* [Textauszug]:

::::::::

Keine Matches am Donnerstag

Eins allerdings ist auch jetzt schon klar: Die Schieflage in der Vorbereitung wird jetzt noch etwas größer. Für den Donnerstag wurden alle Spiele der sechs Vorbereitungsturniere abgesagt, darunter auch die entscheidende Gruppenpartie des deutschen Herrenteams beim ATP Cup gegen Titelverteidiger Serbien. Die deutsche Auswahl hatte am Mittwoch ihr Auftaktspiel mit 2:1 gegen Kanada gewonnen. Während allerdings Alexander Zverev und sein Bruder Mischa offenbar nicht von den Notmaßnahmen der Regierung Victorias betroffen sind, verlieren andere Profis aufs Neue einen Tag im Countdown zu den Australian Open – nach ohnehin schon zwei Wochen Quarantäne nach der Ankunft auf dem Fünften Kontinent.

::::::::

* [Aufgelistete Daten]:
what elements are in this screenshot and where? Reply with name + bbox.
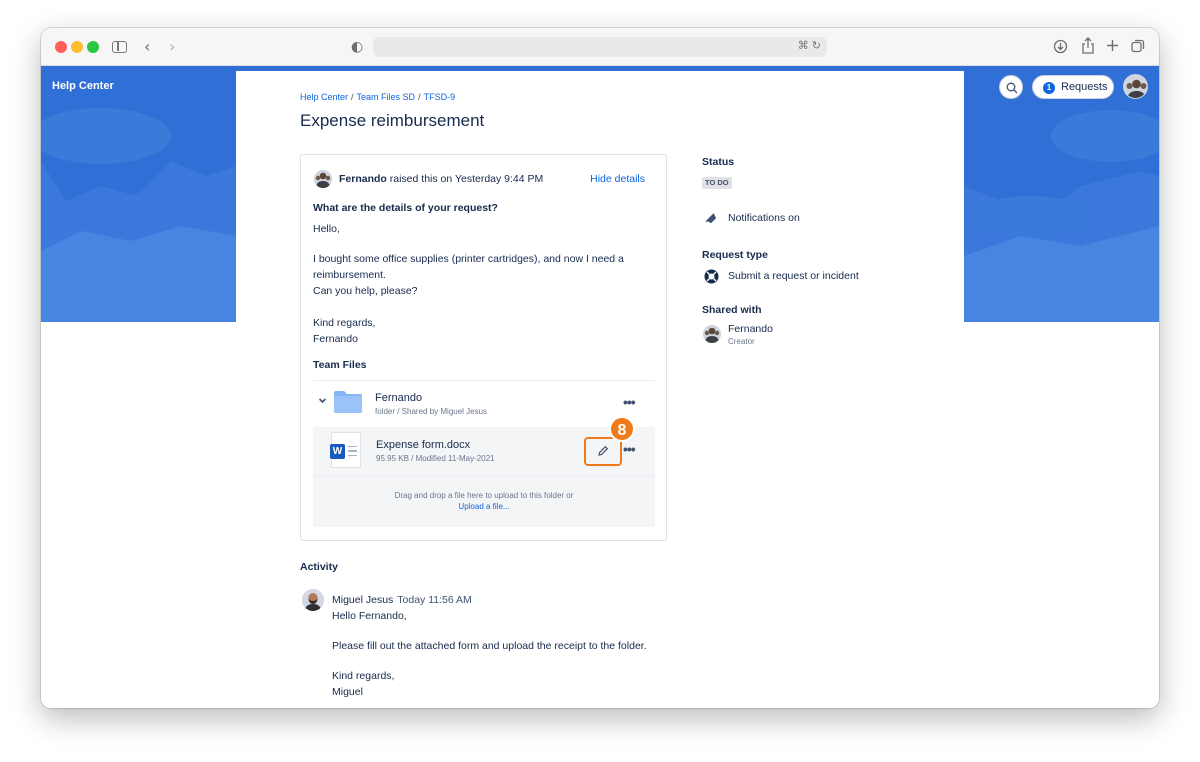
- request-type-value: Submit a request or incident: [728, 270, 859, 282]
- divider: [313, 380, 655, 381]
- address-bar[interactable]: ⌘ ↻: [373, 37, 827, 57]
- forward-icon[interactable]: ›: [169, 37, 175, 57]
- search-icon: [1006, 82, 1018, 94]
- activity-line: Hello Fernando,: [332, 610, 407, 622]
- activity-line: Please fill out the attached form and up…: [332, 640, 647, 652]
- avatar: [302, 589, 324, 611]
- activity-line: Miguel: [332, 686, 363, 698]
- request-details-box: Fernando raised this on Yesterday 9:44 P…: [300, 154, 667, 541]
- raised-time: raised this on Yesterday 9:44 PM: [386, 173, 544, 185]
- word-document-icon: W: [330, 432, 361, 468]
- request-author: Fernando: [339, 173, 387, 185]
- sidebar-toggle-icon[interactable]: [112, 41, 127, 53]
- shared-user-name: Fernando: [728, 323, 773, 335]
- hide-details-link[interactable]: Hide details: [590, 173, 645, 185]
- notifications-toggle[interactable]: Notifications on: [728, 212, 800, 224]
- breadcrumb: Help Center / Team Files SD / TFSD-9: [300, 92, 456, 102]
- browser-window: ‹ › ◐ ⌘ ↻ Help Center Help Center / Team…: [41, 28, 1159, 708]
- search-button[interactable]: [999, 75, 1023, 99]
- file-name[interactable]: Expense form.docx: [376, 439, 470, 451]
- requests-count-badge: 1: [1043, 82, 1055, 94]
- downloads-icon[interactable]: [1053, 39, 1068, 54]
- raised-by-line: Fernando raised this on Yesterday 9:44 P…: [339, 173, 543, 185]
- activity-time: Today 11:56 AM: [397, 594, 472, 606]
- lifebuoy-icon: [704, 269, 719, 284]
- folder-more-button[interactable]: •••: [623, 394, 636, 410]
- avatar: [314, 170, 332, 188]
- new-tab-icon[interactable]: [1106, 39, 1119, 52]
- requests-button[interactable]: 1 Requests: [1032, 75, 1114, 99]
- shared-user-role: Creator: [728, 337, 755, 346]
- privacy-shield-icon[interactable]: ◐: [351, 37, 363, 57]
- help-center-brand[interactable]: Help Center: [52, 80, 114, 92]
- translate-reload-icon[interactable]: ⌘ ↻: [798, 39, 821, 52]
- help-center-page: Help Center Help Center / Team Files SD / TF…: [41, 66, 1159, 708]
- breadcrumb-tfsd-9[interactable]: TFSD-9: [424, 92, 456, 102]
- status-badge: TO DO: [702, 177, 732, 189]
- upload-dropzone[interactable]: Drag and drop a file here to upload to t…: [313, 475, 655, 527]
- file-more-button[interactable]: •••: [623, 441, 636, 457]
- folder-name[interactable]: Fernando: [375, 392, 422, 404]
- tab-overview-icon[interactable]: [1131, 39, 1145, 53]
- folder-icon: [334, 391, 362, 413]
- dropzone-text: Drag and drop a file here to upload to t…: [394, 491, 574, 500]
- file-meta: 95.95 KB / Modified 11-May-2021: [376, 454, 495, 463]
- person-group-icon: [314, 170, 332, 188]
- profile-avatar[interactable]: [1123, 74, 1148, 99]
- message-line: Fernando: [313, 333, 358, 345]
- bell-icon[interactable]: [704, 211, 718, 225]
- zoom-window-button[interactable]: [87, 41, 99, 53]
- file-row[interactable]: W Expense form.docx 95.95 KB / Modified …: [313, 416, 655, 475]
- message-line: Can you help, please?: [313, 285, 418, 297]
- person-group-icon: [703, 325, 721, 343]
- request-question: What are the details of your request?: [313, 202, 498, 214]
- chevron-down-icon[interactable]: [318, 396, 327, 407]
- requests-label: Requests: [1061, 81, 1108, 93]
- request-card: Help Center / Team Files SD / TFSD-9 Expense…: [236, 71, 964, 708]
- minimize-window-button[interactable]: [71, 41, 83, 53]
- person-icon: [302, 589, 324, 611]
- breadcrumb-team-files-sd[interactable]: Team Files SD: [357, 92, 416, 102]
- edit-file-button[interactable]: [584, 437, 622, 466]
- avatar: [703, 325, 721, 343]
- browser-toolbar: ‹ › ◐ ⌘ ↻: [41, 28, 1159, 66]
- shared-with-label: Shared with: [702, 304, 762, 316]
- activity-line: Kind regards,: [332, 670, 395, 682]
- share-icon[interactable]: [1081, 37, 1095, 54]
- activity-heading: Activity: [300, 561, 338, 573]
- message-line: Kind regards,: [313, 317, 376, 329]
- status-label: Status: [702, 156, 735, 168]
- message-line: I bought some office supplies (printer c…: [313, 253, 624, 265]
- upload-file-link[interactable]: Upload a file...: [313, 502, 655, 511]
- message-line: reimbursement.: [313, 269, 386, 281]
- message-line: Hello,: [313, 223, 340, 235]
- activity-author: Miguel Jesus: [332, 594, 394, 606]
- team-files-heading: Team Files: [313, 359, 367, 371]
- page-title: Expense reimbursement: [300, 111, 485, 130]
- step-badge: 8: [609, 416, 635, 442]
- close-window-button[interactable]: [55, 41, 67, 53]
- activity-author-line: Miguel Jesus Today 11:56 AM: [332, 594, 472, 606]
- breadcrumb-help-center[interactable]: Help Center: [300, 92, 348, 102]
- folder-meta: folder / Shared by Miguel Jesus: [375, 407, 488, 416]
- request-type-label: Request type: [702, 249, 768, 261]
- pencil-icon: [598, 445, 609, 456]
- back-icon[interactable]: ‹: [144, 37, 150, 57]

::::::::

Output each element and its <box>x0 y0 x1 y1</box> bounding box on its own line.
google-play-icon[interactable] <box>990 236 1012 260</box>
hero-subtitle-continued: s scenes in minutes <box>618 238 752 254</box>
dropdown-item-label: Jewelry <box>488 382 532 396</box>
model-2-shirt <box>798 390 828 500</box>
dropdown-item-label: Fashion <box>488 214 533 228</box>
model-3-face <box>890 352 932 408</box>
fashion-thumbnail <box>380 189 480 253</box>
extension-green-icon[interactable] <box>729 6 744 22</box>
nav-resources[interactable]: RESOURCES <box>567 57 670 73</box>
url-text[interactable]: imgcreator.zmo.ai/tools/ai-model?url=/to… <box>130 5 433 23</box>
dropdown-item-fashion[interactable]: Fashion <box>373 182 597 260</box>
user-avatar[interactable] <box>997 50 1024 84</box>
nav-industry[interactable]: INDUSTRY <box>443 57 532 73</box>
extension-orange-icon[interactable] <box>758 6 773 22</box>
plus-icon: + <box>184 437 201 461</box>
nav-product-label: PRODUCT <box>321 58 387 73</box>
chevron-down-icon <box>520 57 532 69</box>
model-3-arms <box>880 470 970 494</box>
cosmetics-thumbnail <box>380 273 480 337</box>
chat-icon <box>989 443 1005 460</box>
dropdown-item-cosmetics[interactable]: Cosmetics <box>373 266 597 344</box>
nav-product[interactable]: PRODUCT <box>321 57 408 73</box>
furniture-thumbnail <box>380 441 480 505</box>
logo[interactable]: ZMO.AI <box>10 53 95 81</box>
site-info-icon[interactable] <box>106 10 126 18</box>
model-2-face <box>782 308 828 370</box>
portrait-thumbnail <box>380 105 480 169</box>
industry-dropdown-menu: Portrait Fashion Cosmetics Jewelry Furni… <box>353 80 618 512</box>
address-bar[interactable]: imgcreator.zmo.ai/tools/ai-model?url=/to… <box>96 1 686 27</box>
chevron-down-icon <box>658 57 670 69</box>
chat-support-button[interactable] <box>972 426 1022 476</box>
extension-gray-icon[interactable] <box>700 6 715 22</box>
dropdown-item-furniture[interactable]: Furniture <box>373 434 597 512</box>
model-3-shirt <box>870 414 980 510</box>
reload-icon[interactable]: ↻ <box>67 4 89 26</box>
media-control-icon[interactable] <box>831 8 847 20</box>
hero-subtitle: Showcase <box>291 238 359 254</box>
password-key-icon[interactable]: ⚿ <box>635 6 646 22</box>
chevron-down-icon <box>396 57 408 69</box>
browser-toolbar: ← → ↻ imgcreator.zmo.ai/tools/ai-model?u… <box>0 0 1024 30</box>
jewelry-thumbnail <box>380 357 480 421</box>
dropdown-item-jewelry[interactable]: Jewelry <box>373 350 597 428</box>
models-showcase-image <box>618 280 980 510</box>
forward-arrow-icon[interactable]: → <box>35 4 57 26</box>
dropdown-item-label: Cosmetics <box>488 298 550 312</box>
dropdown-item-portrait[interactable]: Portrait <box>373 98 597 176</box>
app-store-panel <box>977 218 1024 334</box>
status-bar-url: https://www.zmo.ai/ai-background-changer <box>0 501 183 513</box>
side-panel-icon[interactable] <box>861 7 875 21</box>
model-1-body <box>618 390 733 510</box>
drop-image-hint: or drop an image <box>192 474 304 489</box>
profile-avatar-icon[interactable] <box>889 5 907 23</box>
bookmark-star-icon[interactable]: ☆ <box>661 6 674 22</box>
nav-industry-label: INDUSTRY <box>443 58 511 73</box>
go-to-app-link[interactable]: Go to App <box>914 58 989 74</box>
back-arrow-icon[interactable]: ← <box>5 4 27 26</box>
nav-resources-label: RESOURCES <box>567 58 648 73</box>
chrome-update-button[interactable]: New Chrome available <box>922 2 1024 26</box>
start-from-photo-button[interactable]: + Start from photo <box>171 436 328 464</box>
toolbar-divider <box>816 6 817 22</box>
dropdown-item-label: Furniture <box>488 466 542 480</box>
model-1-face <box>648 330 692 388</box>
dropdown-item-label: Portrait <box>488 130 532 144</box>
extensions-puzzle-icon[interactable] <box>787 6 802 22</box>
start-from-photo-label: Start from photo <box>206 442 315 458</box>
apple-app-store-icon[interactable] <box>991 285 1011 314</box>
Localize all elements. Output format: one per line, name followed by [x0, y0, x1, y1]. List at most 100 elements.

::::::::

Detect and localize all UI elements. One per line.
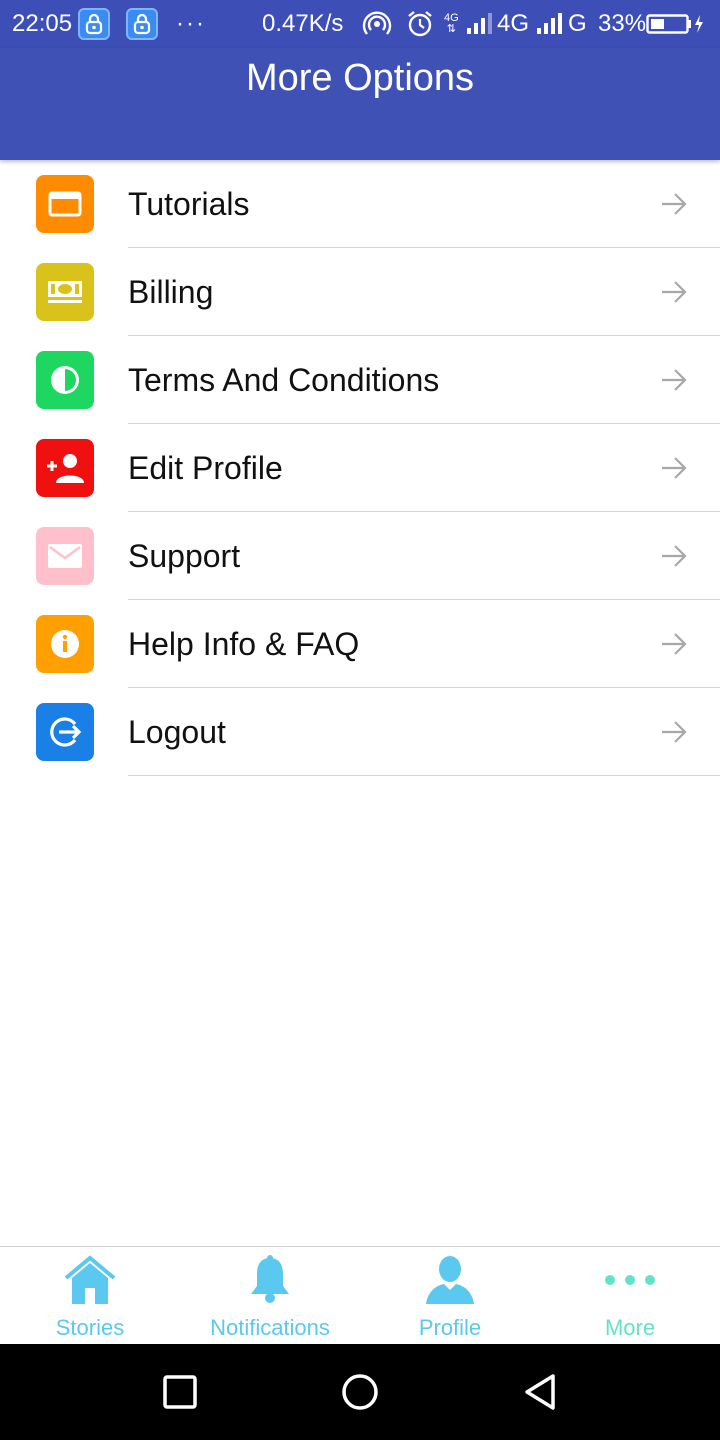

::::::::

* [Arbeitsauftrag 1]:
Beantworte anhand des Textauszugs kurz folgende Fragen:
(a) Wie viele Vorbereitungsturniere sind von den Absagen am Donnerstag betroffen?
(b) Gegen welches Team und mit welchem Ergebnis gewann die deutsche Auswahl am Mittwoch ihr Auftaktspiel?
(c) Wie lange dauerte die Quarantäne nach der Ankunft in Australien?
* [Arbeitsauftrag 2]:
Gib aus dem Textauszug die Passage von "Keine Matches am" bis "dem Fünften Kontinent." wortgetreu wieder.
Die Daten haben hierfür keinerlei Bedeutung.

* [Lösung 1]:
(a) Sechs.
(b) Gegen Kanada, mit 2:1.
(c) Zwei Wochen.

* [Lösung 2]:
Keine Matches am Donnerstag

Eins allerdings ist auch jetzt schon klar: Die Schieflage in der Vorbereitung wird jetzt noch etwas größer. Für den Donnerstag wurden alle Spiele der sechs Vorbereitungsturniere abgesagt, darunter auch die entscheidende Gruppenpartie des deutschen Herrenteams beim ATP Cup gegen Titelverteidiger Serbien. Die deutsche Auswahl hatte am Mittwoch ihr Auftaktspiel mit 2:1 gegen Kanada gewonnen. Während allerdings Alexander Zverev und sein Bruder Mischa offenbar nicht von den Notmaßnahmen der Regierung Victorias betroffen sind, verlieren andere Profis aufs Neue einen Tag im Countdown zu den Australian Open – nach ohnehin schon zwei Wochen Quarantäne nach der Ankunft auf dem Fünften Kontinent.